- Excerpted data:
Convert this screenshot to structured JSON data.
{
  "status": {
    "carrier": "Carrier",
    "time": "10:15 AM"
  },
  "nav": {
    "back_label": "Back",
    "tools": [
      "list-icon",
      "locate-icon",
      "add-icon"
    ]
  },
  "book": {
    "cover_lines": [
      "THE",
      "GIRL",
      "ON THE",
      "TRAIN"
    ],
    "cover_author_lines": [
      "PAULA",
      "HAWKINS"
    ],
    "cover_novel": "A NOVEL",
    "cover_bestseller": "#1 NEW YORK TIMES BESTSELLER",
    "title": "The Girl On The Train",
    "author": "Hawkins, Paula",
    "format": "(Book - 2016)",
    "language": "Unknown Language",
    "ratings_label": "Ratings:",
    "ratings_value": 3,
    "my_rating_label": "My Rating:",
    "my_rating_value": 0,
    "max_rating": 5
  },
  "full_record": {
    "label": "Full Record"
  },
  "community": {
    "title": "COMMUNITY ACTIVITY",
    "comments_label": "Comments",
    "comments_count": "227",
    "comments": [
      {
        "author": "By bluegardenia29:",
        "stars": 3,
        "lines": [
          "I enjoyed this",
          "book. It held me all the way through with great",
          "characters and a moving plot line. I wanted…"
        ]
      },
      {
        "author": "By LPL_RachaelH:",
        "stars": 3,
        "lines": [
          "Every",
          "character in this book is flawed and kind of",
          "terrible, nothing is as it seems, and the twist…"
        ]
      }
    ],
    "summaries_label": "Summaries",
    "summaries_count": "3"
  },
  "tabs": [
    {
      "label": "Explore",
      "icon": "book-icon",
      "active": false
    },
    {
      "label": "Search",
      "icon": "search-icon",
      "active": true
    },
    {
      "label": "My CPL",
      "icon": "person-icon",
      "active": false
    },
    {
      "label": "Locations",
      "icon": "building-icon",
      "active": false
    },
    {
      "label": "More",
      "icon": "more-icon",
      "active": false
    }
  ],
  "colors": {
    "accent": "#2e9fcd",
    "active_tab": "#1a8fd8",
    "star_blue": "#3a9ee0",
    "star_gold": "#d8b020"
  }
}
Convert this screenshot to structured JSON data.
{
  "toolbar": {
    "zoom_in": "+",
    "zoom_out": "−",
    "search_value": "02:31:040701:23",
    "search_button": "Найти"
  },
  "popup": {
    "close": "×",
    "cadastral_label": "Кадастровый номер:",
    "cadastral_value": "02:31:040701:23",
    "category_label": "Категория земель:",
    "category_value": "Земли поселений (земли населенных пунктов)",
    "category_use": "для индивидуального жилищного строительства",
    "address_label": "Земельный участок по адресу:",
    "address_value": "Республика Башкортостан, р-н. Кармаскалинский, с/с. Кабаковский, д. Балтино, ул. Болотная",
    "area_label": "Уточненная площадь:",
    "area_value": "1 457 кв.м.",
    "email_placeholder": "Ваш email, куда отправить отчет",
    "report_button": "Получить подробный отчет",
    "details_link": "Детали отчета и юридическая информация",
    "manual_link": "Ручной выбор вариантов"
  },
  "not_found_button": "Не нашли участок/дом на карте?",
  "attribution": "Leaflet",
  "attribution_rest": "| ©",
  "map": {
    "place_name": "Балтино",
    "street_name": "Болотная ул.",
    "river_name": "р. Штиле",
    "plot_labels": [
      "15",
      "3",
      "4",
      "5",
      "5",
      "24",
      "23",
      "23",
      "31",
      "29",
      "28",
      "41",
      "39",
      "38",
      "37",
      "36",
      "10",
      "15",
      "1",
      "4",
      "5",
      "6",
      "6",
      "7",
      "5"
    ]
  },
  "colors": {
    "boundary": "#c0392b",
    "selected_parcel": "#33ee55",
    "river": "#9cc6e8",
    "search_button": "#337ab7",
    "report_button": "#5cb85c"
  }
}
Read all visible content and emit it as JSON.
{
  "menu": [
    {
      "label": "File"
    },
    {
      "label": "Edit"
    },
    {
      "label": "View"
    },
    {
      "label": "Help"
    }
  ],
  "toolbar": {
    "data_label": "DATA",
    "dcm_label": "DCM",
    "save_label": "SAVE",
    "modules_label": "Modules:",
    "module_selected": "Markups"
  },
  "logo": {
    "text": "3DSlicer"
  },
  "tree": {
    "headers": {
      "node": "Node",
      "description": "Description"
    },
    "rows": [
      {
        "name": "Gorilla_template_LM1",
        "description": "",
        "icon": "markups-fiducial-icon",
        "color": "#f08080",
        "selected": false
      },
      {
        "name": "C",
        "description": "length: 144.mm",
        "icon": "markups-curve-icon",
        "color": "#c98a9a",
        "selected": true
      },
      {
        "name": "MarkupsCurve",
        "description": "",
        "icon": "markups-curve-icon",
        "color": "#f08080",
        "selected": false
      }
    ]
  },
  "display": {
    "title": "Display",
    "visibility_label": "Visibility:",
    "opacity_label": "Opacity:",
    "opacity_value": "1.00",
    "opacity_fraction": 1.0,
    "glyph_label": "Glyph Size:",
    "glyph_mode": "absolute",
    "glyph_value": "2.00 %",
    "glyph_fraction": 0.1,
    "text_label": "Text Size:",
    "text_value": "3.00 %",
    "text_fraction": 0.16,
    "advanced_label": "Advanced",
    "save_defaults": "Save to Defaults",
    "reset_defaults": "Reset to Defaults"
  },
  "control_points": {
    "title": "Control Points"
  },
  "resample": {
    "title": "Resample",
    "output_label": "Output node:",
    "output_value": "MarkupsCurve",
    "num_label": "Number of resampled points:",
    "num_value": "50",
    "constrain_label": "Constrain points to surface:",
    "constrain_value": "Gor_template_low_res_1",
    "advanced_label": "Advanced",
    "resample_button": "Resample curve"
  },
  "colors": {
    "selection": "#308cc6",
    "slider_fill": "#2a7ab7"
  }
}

- Short problem:
Print the complete listing again, exactly as it stands.

- Answer for the task:
Convert this screenshot to structured JSON data.
{
  "status": {
    "carrier": "Carrier",
    "time": "10:15 AM"
  },
  "nav": {
    "back_label": "Back",
    "tools": [
      "list-icon",
      "locate-icon",
      "add-icon"
    ]
  },
  "book": {
    "cover_lines": [
      "THE",
      "GIRL",
      "ON THE",
      "TRAIN"
    ],
    "cover_author_lines": [
      "PAULA",
      "HAWKINS"
    ],
    "cover_novel": "A NOVEL",
    "cover_bestseller": "#1 NEW YORK TIMES BESTSELLER",
    "title": "The Girl On The Train",
    "author": "Hawkins, Paula",
    "format": "(Book - 2016)",
    "language": "Unknown Language",
    "ratings_label": "Ratings:",
    "ratings_value": 3,
    "my_rating_label": "My Rating:",
    "my_rating_value": 0,
    "max_rating": 5
  },
  "full_record": {
    "label": "Full Record"
  },
  "community": {
    "title": "COMMUNITY ACTIVITY",
    "comments_label": "Comments",
    "comments_count": "227",
    "comments": [
      {
        "author": "By bluegardenia29:",
        "stars": 3,
        "lines": [
          "I enjoyed this",
          "book. It held me all the way through with great",
          "characters and a moving plot line. I wanted…"
        ]
      },
      {
        "author": "By LPL_RachaelH:",
        "stars": 3,
        "lines": [
          "Every",
          "character in this book is flawed and kind of",
          "terrible, nothing is as it seems, and the twist…"
        ]
      }
    ],
    "summaries_label": "Summaries",
    "summaries_count": "3"
  },
  "tabs": [
    {
      "label": "Explore",
      "icon": "book-icon",
      "active": false
    },
    {
      "label": "Search",
      "icon": "search-icon",
      "active": true
    },
    {
      "label": "My CPL",
      "icon": "person-icon",
      "active": false
    },
    {
      "label": "Locations",
      "icon": "building-icon",
      "active": false
    },
    {
      "label": "More",
      "icon": "more-icon",
      "active": false
    }
  ],
  "colors": {
    "accent": "#2e9fcd",
    "active_tab": "#1a8fd8",
    "star_blue": "#3a9ee0",
    "star_gold": "#d8b020"
  }
}
Convert this screenshot to structured JSON data.
{
  "toolbar": {
    "zoom_in": "+",
    "zoom_out": "−",
    "search_value": "02:31:040701:23",
    "search_button": "Найти"
  },
  "popup": {
    "close": "×",
    "cadastral_label": "Кадастровый номер:",
    "cadastral_value": "02:31:040701:23",
    "category_label": "Категория земель:",
    "category_value": "Земли поселений (земли населенных пунктов)",
    "category_use": "для индивидуального жилищного строительства",
    "address_label": "Земельный участок по адресу:",
    "address_value": "Республика Башкортостан, р-н. Кармаскалинский, с/с. Кабаковский, д. Балтино, ул. Болотная",
    "area_label": "Уточненная площадь:",
    "area_value": "1 457 кв.м.",
    "email_placeholder": "Ваш email, куда отправить отчет",
    "report_button": "Получить подробный отчет",
    "details_link": "Детали отчета и юридическая информация",
    "manual_link": "Ручной выбор вариантов"
  },
  "not_found_button": "Не нашли участок/дом на карте?",
  "attribution": "Leaflet",
  "attribution_rest": "| ©",
  "map": {
    "place_name": "Балтино",
    "street_name": "Болотная ул.",
    "river_name": "р. Штиле",
    "plot_labels": [
      "15",
      "3",
      "4",
      "5",
      "5",
      "24",
      "23",
      "23",
      "31",
      "29",
      "28",
      "41",
      "39",
      "38",
      "37",
      "36",
      "10",
      "15",
      "1",
      "4",
      "5",
      "6",
      "6",
      "7",
      "5"
    ]
  },
  "colors": {
    "boundary": "#c0392b",
    "selected_parcel": "#33ee55",
    "river": "#9cc6e8",
    "search_button": "#337ab7",
    "report_button": "#5cb85c"
  }
}
Read all visible content and emit it as JSON.
{
  "menu": [
    {
      "label": "File"
    },
    {
      "label": "Edit"
    },
    {
      "label": "View"
    },
    {
      "label": "Help"
    }
  ],
  "toolbar": {
    "data_label": "DATA",
    "dcm_label": "DCM",
    "save_label": "SAVE",
    "modules_label": "Modules:",
    "module_selected": "Markups"
  },
  "logo": {
    "text": "3DSlicer"
  },
  "tree": {
    "headers": {
      "node": "Node",
      "description": "Description"
    },
    "rows": [
      {
        "name": "Gorilla_template_LM1",
        "description": "",
        "icon": "markups-fiducial-icon",
        "color": "#f08080",
        "selected": false
      },
      {
        "name": "C",
        "description": "length: 144.mm",
        "icon": "markups-curve-icon",
        "color": "#c98a9a",
        "selected": true
      },
      {
        "name": "MarkupsCurve",
        "description": "",
        "icon": "markups-curve-icon",
        "color": "#f08080",
        "selected": false
      }
    ]
  },
  "display": {
    "title": "Display",
    "visibility_label": "Visibility:",
    "opacity_label": "Opacity:",
    "opacity_value": "1.00",
    "opacity_fraction": 1.0,
    "glyph_label": "Glyph Size:",
    "glyph_mode": "absolute",
    "glyph_value": "2.00 %",
    "glyph_fraction": 0.1,
    "text_label": "Text Size:",
    "text_value": "3.00 %",
    "text_fraction": 0.16,
    "advanced_label": "Advanced",
    "save_defaults": "Save to Defaults",
    "reset_defaults": "Reset to Defaults"
  },
  "control_points": {
    "title": "Control Points"
  },
  "resample": {
    "title": "Resample",
    "output_label": "Output node:",
    "output_value": "MarkupsCurve",
    "num_label": "Number of resampled points:",
    "num_value": "50",
    "constrain_label": "Constrain points to surface:",
    "constrain_value": "Gor_template_low_res_1",
    "advanced_label": "Advanced",
    "resample_button": "Resample curve"
  },
  "colors": {
    "selection": "#308cc6",
    "slider_fill": "#2a7ab7"
  }
}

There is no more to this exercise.